## GIVEN EXERCISE
Copy the listing lines below word for word, starting at the line with "wire <box>85 104 187 112</box>" and ending with the line with "component box *2 <box>187 61 264 131</box>", both included.
****
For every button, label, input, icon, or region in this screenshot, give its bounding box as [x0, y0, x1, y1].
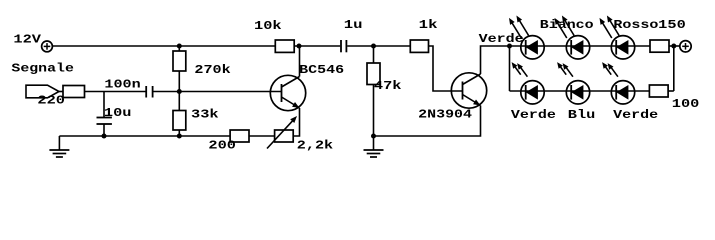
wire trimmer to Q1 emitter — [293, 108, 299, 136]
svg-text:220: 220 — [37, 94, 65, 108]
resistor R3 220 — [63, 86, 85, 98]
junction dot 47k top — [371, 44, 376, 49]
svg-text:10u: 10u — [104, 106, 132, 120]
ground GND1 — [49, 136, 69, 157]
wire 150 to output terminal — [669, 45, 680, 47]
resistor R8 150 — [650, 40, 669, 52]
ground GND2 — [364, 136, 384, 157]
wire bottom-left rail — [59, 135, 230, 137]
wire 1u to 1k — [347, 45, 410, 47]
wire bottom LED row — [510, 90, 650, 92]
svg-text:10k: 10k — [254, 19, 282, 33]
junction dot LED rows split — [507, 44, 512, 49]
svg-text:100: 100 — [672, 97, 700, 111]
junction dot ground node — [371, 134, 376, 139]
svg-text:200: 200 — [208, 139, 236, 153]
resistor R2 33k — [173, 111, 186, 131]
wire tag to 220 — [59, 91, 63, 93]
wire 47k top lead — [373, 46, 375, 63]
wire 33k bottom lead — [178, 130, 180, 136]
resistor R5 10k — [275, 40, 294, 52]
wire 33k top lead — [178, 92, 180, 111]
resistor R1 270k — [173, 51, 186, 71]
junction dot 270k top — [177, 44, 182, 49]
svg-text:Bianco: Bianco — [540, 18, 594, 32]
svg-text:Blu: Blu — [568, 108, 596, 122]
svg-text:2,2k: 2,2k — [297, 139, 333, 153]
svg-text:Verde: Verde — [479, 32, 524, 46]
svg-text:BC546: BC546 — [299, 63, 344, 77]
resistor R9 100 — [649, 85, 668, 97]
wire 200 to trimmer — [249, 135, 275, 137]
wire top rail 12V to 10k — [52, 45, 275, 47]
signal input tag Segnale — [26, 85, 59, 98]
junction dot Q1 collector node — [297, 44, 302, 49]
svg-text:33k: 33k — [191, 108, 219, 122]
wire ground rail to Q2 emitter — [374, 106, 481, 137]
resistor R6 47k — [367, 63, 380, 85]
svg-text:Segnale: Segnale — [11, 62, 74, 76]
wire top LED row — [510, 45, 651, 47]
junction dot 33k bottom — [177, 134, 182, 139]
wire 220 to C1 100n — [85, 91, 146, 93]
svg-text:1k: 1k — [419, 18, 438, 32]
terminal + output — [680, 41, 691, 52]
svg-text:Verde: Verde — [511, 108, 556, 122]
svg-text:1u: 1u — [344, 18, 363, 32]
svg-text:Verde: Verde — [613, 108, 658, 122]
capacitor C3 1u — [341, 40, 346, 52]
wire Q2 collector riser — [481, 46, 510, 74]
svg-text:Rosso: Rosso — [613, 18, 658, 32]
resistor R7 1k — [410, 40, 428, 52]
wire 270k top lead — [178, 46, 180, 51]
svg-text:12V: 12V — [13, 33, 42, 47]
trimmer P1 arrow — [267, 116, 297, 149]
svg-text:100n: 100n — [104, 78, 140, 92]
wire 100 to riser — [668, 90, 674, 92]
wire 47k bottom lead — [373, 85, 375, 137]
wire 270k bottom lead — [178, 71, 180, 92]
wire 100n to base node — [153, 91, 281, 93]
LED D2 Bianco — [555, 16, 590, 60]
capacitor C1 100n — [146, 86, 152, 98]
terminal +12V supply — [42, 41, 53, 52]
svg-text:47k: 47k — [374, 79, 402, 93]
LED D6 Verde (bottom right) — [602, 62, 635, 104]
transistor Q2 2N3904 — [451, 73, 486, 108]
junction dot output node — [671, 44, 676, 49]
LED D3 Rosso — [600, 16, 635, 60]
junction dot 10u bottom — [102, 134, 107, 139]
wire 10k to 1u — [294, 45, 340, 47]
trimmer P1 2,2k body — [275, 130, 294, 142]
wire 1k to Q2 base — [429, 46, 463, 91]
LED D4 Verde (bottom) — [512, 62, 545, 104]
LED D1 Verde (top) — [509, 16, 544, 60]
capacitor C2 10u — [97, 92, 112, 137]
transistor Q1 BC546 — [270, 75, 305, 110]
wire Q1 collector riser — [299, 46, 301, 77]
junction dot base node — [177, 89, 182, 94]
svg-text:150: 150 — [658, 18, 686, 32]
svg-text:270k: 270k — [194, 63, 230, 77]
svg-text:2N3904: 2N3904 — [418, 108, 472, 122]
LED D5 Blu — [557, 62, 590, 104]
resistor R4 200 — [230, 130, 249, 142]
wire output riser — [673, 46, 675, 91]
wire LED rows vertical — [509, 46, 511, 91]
****
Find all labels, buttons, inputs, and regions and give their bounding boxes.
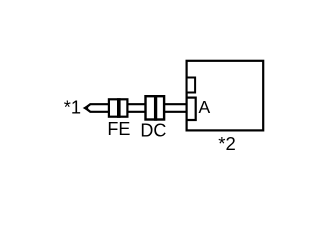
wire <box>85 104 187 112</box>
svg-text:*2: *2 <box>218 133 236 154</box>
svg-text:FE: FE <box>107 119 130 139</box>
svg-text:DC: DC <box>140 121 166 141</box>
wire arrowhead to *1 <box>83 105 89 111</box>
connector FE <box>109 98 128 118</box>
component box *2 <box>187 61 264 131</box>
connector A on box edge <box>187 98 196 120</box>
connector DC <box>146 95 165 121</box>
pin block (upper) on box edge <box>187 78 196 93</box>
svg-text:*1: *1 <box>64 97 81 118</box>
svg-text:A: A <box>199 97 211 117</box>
****
## TASK RESULT
wire <box>85 104 187 112</box>
svg-text:*2: *2 <box>218 133 236 154</box>
svg-text:FE: FE <box>107 119 130 139</box>
svg-text:DC: DC <box>140 121 166 141</box>
wire arrowhead to *1 <box>83 105 89 111</box>
connector FE <box>109 98 128 118</box>
component box *2 <box>187 61 264 131</box>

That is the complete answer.